WHAT YOU HAVE TO DO
Print the records below word for word, but leave out the pictures.
---------------
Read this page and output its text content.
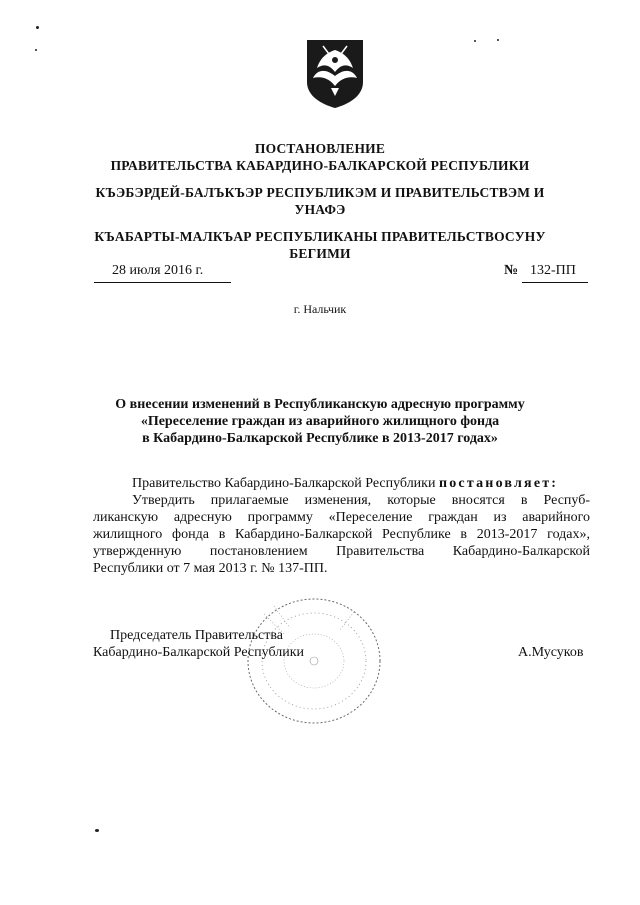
ПОСТАНОВЛЕНИЕ
ПРАВИТЕЛЬСТВА КАБАРДИНО-БАЛКАРСКОЙ РЕСПУБЛИКИ
КЪЭБЭРДЕЙ-БАЛЪКЪЭР РЕСПУБЛИКЭМ И ПРАВИТЕЛЬСТВЭМ И
УНАФЭ
КЪАБАРТЫ-МАЛКЪАР РЕСПУБЛИКАНЫ ПРАВИТЕЛЬСТВОСУНУ
БЕГИМИ
28 июля 2016 г.	№ 132-ПП
г. Нальчик
О внесении изменений в Республиканскую адресную программу
«Переселение граждан из аварийного жилищного фонда
в Кабардино-Балкарской Республике в 2013-2017 годах»
Правительство Кабардино-Балкарской Республики постановляет:
Утвердить прилагаемые изменения, которые вносятся в Респуб-
ликанскую адресную программу «Переселение граждан из аварийного
жилищного фонда в Кабардино-Балкарской Республике в 2013-2017 годах»,
утвержденную постановлением Правительства Кабардино-Балкарской
Республики от 7 мая 2013 г. № 137-ПП.
Председатель Правительства
Кабардино-Балкарской Республики	А.Мусуков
---------------
EXERCISE RESPONSE
Read this page and output its text content.
ПОСТАНОВЛЕНИЕ
ПРАВИТЕЛЬСТВА КАБАРДИНО-БАЛКАРСКОЙ РЕСПУБЛИКИ
КЪЭБЭРДЕЙ-БАЛЪКЪЭР РЕСПУБЛИКЭМ И ПРАВИТЕЛЬСТВЭМ И
УНАФЭ
КЪАБАРТЫ-МАЛКЪАР РЕСПУБЛИКАНЫ ПРАВИТЕЛЬСТВОСУНУ
БЕГИМИ
28 июля 2016 г.	№ 132-ПП
г. Нальчик
О внесении изменений в Республиканскую адресную программу
«Переселение граждан из аварийного жилищного фонда
в Кабардино-Балкарской Республике в 2013-2017 годах»
Правительство Кабардино-Балкарской Республики постановляет:
Утвердить прилагаемые изменения, которые вносятся в Респуб-
ликанскую адресную программу «Переселение граждан из аварийного
жилищного фонда в Кабардино-Балкарской Республике в 2013-2017 годах»,
утвержденную постановлением Правительства Кабардино-Балкарской
Республики от 7 мая 2013 г. № 137-ПП.
Председатель Правительства
Кабардино-Балкарской Республики	А.Мусуков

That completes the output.